» **Goal**
Extract the final stretch of the data: the line that contains "What's the underlying" and every line after it, unaltered, and no other lines.

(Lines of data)

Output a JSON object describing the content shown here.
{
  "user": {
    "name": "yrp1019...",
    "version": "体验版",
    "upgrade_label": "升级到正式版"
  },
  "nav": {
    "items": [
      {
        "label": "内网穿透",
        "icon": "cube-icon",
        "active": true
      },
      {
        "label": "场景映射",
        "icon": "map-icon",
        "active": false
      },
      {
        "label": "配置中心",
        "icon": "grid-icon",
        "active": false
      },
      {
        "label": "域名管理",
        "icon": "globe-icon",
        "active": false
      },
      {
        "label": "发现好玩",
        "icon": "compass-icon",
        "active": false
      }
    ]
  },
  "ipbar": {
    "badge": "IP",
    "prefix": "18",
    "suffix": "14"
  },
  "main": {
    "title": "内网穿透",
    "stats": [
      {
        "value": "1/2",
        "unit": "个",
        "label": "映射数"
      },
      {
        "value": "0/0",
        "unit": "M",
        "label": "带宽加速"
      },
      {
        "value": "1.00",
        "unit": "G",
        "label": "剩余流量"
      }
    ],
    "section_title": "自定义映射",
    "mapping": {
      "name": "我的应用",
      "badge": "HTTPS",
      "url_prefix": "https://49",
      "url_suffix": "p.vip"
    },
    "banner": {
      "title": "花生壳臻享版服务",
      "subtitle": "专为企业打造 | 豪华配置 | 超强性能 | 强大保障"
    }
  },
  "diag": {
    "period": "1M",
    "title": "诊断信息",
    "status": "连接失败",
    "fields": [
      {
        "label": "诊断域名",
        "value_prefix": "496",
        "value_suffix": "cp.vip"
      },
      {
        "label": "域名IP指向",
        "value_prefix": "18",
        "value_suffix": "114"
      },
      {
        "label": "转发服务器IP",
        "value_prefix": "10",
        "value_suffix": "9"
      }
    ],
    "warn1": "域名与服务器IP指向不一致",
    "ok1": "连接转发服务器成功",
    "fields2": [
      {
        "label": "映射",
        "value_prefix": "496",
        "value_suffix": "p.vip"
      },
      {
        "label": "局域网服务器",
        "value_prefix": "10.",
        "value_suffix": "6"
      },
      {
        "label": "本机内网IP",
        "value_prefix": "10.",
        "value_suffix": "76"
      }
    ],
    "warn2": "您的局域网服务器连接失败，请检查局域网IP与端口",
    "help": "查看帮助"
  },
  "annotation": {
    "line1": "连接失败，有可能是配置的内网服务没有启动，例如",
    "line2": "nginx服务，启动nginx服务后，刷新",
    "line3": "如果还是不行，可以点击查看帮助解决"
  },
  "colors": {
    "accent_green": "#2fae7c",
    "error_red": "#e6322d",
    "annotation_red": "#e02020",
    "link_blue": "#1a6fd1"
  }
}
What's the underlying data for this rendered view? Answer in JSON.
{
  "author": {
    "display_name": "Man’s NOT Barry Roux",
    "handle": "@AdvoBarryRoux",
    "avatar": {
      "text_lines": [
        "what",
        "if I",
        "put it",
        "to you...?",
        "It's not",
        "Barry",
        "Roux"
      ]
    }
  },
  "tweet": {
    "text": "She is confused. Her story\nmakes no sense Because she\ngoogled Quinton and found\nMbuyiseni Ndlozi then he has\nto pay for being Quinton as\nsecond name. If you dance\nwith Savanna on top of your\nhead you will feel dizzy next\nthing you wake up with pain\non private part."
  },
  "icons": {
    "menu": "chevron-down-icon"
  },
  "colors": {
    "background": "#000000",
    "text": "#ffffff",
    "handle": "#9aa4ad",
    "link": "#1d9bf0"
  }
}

» **Output below**
What's the underlying data for this rendered view? Answer in JSON.
{
  "author": {
    "display_name": "Man’s NOT Barry Roux",
    "handle": "@AdvoBarryRoux",
    "avatar": {
      "text_lines": [
        "what",
        "if I",
        "put it",
        "to you...?",
        "It's not",
        "Barry",
        "Roux"
      ]
    }
  },
  "tweet": {
    "text": "She is confused. Her story\nmakes no sense Because she\ngoogled Quinton and found\nMbuyiseni Ndlozi then he has\nto pay for being Quinton as\nsecond name. If you dance\nwith Savanna on top of your\nhead you will feel dizzy next\nthing you wake up with pain\non private part."
  },
  "icons": {
    "menu": "chevron-down-icon"
  },
  "colors": {
    "background": "#000000",
    "text": "#ffffff",
    "handle": "#9aa4ad",
    "link": "#1d9bf0"
  }
}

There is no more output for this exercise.